▶ WHAT THE TASK ASKS
Write out the whole of the material exactly.

▶ EXERCISE INPUTS
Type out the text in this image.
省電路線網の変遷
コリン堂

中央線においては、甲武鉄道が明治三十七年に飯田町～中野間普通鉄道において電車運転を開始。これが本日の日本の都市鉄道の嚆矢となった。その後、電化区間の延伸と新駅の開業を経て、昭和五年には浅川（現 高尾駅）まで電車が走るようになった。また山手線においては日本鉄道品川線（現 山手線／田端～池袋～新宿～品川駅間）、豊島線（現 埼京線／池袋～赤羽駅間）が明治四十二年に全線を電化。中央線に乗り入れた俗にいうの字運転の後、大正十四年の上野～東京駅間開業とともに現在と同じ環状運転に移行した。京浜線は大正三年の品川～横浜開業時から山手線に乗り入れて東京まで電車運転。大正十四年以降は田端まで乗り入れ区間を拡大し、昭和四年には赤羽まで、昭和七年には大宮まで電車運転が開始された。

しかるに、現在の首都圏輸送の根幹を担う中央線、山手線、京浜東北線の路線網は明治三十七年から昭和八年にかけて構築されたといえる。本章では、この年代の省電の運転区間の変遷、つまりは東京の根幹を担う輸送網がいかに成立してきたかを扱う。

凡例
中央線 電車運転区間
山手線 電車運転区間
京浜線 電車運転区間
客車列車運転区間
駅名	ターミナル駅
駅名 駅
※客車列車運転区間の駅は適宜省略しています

▶ COMPLETE RESPONSE
Type out the text in this image.
省電路線網の変遷
コリン堂

中央線においては、甲武鉄道が明治三十七年に飯田町～中野間普通鉄道において電車運転を開始。これが本日の日本の都市鉄道の嚆矢となった。その後、電化区間の延伸と新駅の開業を経て、昭和五年には浅川（現 高尾駅）まで電車が走るようになった。また山手線においては日本鉄道品川線（現 山手線／田端～池袋～新宿～品川駅間）、豊島線（現 埼京線／池袋～赤羽駅間）が明治四十二年に全線を電化。中央線に乗り入れた俗にいうの字運転の後、大正十四年の上野～東京駅間開業とともに現在と同じ環状運転に移行した。京浜線は大正三年の品川～横浜開業時から山手線に乗り入れて東京まで電車運転。大正十四年以降は田端まで乗り入れ区間を拡大し、昭和四年には赤羽まで、昭和七年には大宮まで電車運転が開始された。

しかるに、現在の首都圏輸送の根幹を担う中央線、山手線、京浜東北線の路線網は明治三十七年から昭和八年にかけて構築されたといえる。本章では、この年代の省電の運転区間の変遷、つまりは東京の根幹を担う輸送網がいかに成立してきたかを扱う。

凡例
中央線 電車運転区間
山手線 電車運転区間
京浜線 電車運転区間
客車列車運転区間
駅名	ターミナル駅
駅名 駅
※客車列車運転区間の駅は適宜省略しています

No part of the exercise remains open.